__Records for processing__:
--------------------
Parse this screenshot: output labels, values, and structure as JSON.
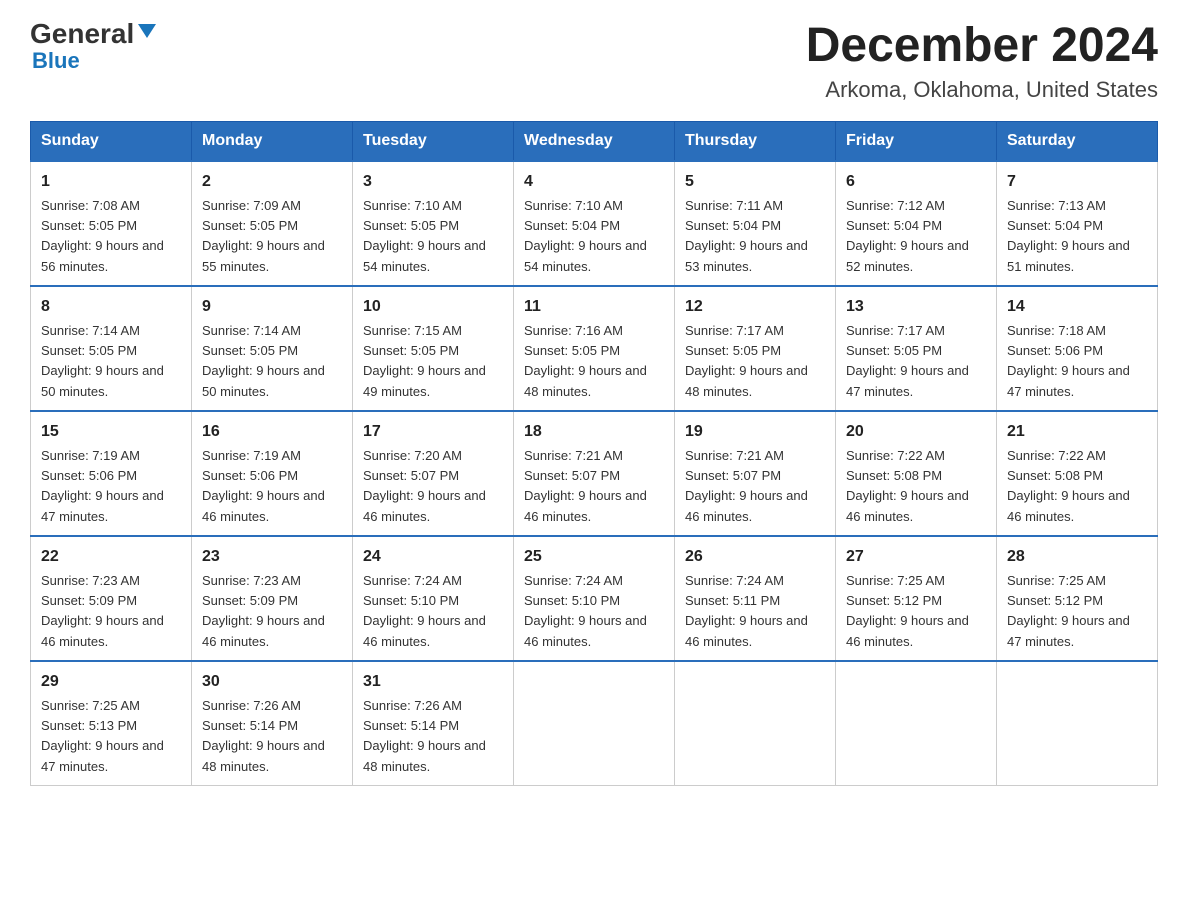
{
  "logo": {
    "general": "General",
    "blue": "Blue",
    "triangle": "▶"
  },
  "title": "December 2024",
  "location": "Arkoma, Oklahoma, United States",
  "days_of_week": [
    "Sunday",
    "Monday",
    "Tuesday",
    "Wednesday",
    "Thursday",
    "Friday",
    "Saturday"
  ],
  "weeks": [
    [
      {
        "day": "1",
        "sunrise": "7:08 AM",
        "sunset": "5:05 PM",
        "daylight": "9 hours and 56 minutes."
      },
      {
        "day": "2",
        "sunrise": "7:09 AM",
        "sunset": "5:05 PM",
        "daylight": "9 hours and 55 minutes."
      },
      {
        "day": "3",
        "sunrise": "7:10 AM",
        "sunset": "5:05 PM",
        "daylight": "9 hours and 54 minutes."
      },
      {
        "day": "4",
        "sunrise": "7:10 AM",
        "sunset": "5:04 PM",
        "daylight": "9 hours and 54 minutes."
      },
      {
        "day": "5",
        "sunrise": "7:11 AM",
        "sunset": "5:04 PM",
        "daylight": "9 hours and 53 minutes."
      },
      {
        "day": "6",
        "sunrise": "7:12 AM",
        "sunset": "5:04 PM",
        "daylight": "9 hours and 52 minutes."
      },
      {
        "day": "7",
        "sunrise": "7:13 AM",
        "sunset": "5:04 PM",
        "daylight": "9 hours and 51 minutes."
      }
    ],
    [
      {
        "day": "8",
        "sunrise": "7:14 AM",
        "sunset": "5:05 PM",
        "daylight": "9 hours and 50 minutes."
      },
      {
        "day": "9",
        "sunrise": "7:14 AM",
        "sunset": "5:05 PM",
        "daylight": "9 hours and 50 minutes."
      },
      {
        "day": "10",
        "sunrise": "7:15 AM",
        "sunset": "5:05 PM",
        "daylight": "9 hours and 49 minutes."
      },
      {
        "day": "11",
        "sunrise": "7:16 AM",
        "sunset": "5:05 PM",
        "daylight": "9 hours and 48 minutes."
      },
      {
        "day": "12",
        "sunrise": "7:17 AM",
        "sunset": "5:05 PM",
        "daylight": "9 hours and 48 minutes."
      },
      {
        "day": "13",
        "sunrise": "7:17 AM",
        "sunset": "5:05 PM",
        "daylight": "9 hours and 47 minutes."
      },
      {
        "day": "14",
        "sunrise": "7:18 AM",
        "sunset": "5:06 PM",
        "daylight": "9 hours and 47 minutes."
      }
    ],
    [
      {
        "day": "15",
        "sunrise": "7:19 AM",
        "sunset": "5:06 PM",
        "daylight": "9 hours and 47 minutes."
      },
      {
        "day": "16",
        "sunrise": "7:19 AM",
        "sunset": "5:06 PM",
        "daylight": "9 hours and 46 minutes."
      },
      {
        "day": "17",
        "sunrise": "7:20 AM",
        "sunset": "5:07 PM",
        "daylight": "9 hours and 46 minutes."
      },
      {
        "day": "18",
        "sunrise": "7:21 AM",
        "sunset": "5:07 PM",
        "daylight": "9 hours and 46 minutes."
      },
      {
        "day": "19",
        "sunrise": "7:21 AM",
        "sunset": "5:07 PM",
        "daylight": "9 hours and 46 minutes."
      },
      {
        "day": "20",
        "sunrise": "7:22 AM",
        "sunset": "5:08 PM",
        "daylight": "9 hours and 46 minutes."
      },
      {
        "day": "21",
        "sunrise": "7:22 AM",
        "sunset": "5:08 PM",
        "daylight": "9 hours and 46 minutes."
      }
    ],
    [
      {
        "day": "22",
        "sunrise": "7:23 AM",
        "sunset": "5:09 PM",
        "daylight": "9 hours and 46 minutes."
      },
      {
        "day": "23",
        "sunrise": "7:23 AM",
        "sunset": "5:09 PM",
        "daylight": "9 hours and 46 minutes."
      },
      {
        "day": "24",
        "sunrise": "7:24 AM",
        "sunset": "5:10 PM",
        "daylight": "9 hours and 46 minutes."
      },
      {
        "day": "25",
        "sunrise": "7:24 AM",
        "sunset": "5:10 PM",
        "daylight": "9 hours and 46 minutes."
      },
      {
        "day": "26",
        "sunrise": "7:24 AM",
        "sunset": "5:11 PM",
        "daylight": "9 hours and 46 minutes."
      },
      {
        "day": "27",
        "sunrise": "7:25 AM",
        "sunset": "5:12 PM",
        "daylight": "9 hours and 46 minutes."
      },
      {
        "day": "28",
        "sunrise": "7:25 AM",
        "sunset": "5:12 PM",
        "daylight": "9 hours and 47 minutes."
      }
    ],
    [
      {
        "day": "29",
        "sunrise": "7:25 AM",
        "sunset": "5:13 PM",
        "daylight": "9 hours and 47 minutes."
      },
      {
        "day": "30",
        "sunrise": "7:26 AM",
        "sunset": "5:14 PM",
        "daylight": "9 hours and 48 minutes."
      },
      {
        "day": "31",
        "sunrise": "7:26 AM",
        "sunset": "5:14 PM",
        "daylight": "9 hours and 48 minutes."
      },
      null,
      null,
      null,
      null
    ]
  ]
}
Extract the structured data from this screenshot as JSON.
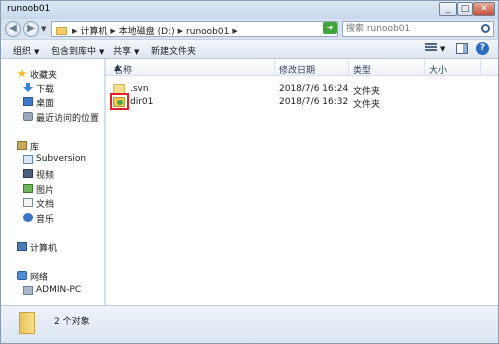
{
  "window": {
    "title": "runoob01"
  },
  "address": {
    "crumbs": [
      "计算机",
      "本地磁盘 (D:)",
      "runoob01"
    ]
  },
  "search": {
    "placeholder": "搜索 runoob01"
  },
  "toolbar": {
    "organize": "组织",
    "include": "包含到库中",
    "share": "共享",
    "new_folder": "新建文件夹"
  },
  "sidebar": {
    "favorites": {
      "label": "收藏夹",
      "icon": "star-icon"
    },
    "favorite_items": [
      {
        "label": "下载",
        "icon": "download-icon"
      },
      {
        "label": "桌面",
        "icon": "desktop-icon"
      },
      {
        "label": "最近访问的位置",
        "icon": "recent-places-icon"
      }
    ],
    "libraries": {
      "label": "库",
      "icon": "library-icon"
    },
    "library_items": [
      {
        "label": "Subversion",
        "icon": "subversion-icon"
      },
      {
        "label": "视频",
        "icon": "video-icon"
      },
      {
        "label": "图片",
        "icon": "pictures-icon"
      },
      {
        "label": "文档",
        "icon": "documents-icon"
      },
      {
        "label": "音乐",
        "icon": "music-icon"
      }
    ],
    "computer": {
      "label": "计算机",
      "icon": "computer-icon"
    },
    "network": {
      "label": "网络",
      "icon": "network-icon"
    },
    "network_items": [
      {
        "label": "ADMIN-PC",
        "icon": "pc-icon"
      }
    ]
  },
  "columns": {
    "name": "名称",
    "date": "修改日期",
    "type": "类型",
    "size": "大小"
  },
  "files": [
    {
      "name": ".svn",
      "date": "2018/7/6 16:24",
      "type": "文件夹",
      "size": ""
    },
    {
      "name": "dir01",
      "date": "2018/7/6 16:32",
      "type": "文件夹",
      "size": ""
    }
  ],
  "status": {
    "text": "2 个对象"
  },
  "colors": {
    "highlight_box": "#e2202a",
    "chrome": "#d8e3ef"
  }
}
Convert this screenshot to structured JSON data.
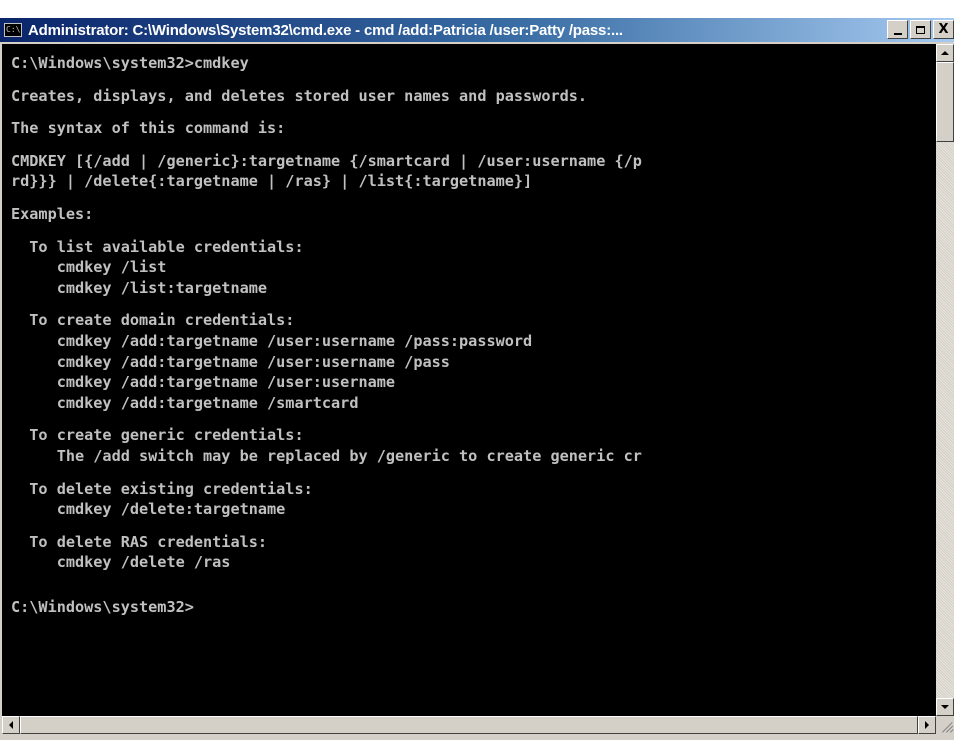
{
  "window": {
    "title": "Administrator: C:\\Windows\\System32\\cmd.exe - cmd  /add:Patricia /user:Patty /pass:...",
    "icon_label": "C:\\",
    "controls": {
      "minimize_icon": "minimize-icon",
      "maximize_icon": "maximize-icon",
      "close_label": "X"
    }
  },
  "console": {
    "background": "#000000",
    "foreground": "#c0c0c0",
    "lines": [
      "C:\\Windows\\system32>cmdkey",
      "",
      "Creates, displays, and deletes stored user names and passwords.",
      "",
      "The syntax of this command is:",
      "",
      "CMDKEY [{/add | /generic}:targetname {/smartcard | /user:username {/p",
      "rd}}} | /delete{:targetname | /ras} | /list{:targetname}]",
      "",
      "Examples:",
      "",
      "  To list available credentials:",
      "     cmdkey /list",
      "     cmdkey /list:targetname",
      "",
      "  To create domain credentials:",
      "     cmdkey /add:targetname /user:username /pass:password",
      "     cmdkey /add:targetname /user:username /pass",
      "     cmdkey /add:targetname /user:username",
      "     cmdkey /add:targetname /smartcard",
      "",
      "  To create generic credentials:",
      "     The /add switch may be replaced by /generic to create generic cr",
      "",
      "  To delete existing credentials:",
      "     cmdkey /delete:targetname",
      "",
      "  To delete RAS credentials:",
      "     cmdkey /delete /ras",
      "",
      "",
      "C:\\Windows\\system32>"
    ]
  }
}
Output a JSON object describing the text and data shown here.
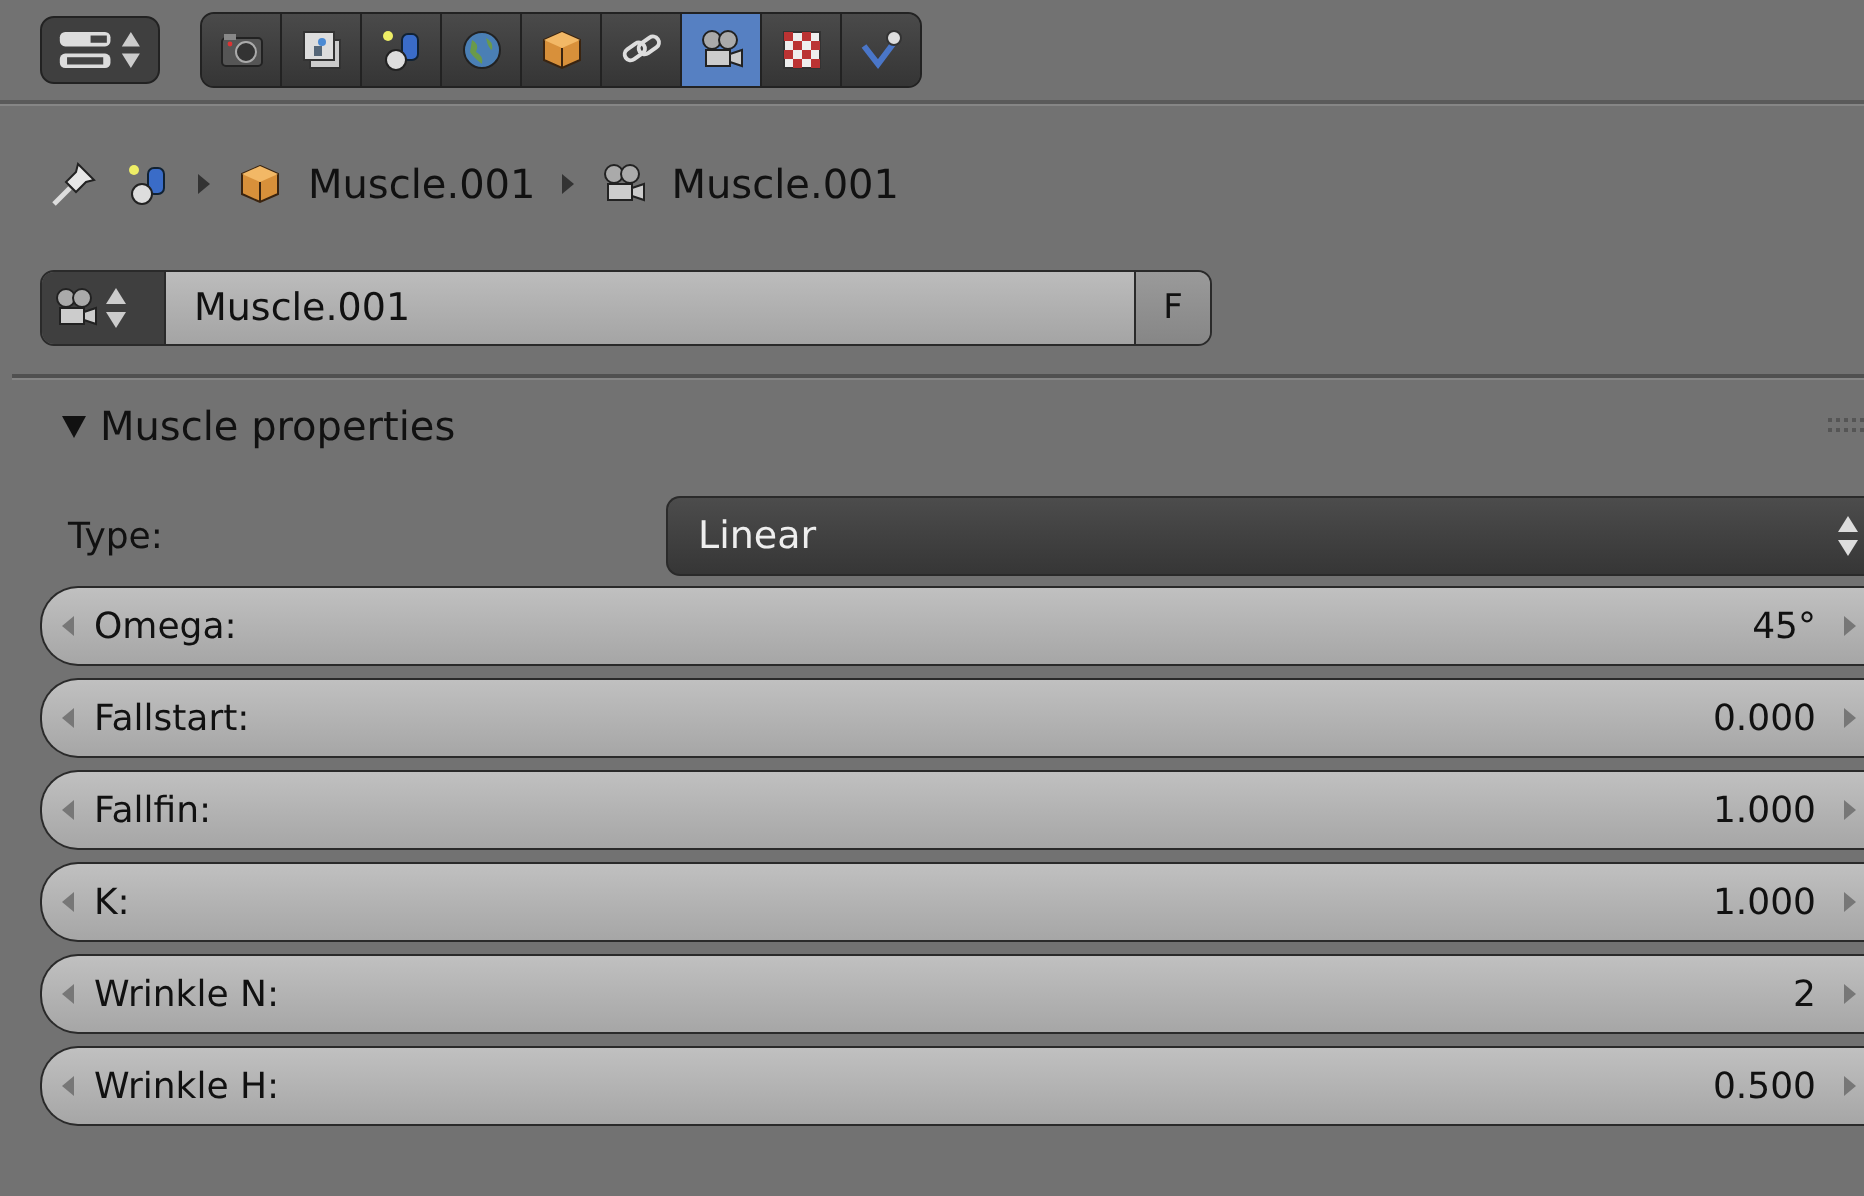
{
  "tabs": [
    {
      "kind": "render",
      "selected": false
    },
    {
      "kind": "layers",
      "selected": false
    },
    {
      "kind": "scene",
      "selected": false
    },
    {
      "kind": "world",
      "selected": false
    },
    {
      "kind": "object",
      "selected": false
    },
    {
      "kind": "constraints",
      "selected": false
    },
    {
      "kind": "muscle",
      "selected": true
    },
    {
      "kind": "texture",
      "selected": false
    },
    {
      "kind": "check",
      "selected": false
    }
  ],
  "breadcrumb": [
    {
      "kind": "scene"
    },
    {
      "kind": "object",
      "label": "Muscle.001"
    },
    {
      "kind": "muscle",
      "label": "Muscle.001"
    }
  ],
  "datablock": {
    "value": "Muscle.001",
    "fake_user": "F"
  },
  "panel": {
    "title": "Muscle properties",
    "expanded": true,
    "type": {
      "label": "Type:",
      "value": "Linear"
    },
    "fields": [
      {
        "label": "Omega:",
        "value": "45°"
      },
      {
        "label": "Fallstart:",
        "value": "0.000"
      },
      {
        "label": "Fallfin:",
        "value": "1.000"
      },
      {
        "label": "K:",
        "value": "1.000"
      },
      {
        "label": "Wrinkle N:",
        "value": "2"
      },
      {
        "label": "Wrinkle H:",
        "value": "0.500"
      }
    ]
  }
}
--------------------
__Exercise directions__: Each line that contains the string "title" counts once; say how many there are and nothing else.

__Written response__: 4